> **What needs to be done**
Output every entry exactly as written, skipping any pictures.

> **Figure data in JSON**
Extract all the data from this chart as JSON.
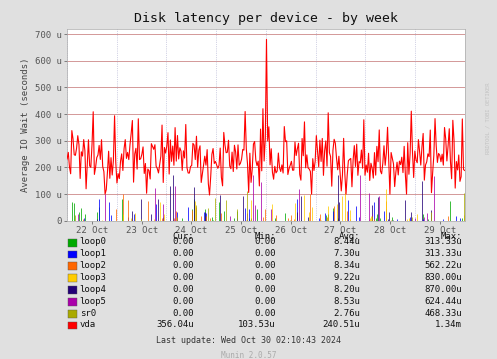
{
  "title": "Disk latency per device - by week",
  "ylabel": "Average IO Wait (seconds)",
  "bg_color": "#e0e0e0",
  "plot_bg_color": "#ffffff",
  "grid_color_h": "#cc8888",
  "grid_color_v": "#aaaacc",
  "ytick_labels": [
    "0",
    "100 u",
    "200 u",
    "300 u",
    "400 u",
    "500 u",
    "600 u",
    "700 u"
  ],
  "ytick_values": [
    0,
    100,
    200,
    300,
    400,
    500,
    600,
    700
  ],
  "xtick_labels": [
    "22 Oct",
    "23 Oct",
    "24 Oct",
    "25 Oct",
    "26 Oct",
    "27 Oct",
    "28 Oct",
    "29 Oct"
  ],
  "ymax": 720,
  "series": {
    "vda": {
      "color": "#ff0000"
    },
    "loop0": {
      "color": "#00aa00"
    },
    "loop1": {
      "color": "#0000ff"
    },
    "loop2": {
      "color": "#ff6600"
    },
    "loop3": {
      "color": "#ffcc00"
    },
    "loop4": {
      "color": "#220077"
    },
    "loop5": {
      "color": "#aa00aa"
    },
    "sr0": {
      "color": "#aaaa00"
    }
  },
  "legend": [
    {
      "label": "loop0",
      "color": "#00aa00"
    },
    {
      "label": "loop1",
      "color": "#0000ff"
    },
    {
      "label": "loop2",
      "color": "#ff6600"
    },
    {
      "label": "loop3",
      "color": "#ffcc00"
    },
    {
      "label": "loop4",
      "color": "#220077"
    },
    {
      "label": "loop5",
      "color": "#aa00aa"
    },
    {
      "label": "sr0",
      "color": "#aaaa00"
    },
    {
      "label": "vda",
      "color": "#ff0000"
    }
  ],
  "table_headers": [
    "Cur:",
    "Min:",
    "Avg:",
    "Max:"
  ],
  "table_data": [
    [
      "loop0",
      "0.00",
      "0.00",
      "8.44u",
      "313.33u"
    ],
    [
      "loop1",
      "0.00",
      "0.00",
      "7.30u",
      "313.33u"
    ],
    [
      "loop2",
      "0.00",
      "0.00",
      "8.34u",
      "562.22u"
    ],
    [
      "loop3",
      "0.00",
      "0.00",
      "9.22u",
      "830.00u"
    ],
    [
      "loop4",
      "0.00",
      "0.00",
      "8.20u",
      "870.00u"
    ],
    [
      "loop5",
      "0.00",
      "0.00",
      "8.53u",
      "624.44u"
    ],
    [
      "sr0",
      "0.00",
      "0.00",
      "2.76u",
      "468.33u"
    ],
    [
      "vda",
      "356.04u",
      "103.53u",
      "240.51u",
      "1.34m"
    ]
  ],
  "last_update": "Last update: Wed Oct 30 02:10:43 2024",
  "munin_version": "Munin 2.0.57",
  "watermark": "RRDTOOL / TOBI OETIKER"
}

> **Result for this task**
Extract all the data from this chart as JSON.
{
  "title": "Disk latency per device - by week",
  "ylabel": "Average IO Wait (seconds)",
  "bg_color": "#e0e0e0",
  "plot_bg_color": "#ffffff",
  "grid_color_h": "#cc8888",
  "grid_color_v": "#aaaacc",
  "ytick_labels": [
    "0",
    "100 u",
    "200 u",
    "300 u",
    "400 u",
    "500 u",
    "600 u",
    "700 u"
  ],
  "ytick_values": [
    0,
    100,
    200,
    300,
    400,
    500,
    600,
    700
  ],
  "xtick_labels": [
    "22 Oct",
    "23 Oct",
    "24 Oct",
    "25 Oct",
    "26 Oct",
    "27 Oct",
    "28 Oct",
    "29 Oct"
  ],
  "ymax": 720,
  "series": {
    "vda": {
      "color": "#ff0000"
    },
    "loop0": {
      "color": "#00aa00"
    },
    "loop1": {
      "color": "#0000ff"
    },
    "loop2": {
      "color": "#ff6600"
    },
    "loop3": {
      "color": "#ffcc00"
    },
    "loop4": {
      "color": "#220077"
    },
    "loop5": {
      "color": "#aa00aa"
    },
    "sr0": {
      "color": "#aaaa00"
    }
  },
  "legend": [
    {
      "label": "loop0",
      "color": "#00aa00"
    },
    {
      "label": "loop1",
      "color": "#0000ff"
    },
    {
      "label": "loop2",
      "color": "#ff6600"
    },
    {
      "label": "loop3",
      "color": "#ffcc00"
    },
    {
      "label": "loop4",
      "color": "#220077"
    },
    {
      "label": "loop5",
      "color": "#aa00aa"
    },
    {
      "label": "sr0",
      "color": "#aaaa00"
    },
    {
      "label": "vda",
      "color": "#ff0000"
    }
  ],
  "table_headers": [
    "Cur:",
    "Min:",
    "Avg:",
    "Max:"
  ],
  "table_data": [
    [
      "loop0",
      "0.00",
      "0.00",
      "8.44u",
      "313.33u"
    ],
    [
      "loop1",
      "0.00",
      "0.00",
      "7.30u",
      "313.33u"
    ],
    [
      "loop2",
      "0.00",
      "0.00",
      "8.34u",
      "562.22u"
    ],
    [
      "loop3",
      "0.00",
      "0.00",
      "9.22u",
      "830.00u"
    ],
    [
      "loop4",
      "0.00",
      "0.00",
      "8.20u",
      "870.00u"
    ],
    [
      "loop5",
      "0.00",
      "0.00",
      "8.53u",
      "624.44u"
    ],
    [
      "sr0",
      "0.00",
      "0.00",
      "2.76u",
      "468.33u"
    ],
    [
      "vda",
      "356.04u",
      "103.53u",
      "240.51u",
      "1.34m"
    ]
  ],
  "last_update": "Last update: Wed Oct 30 02:10:43 2024",
  "munin_version": "Munin 2.0.57",
  "watermark": "RRDTOOL / TOBI OETIKER"
}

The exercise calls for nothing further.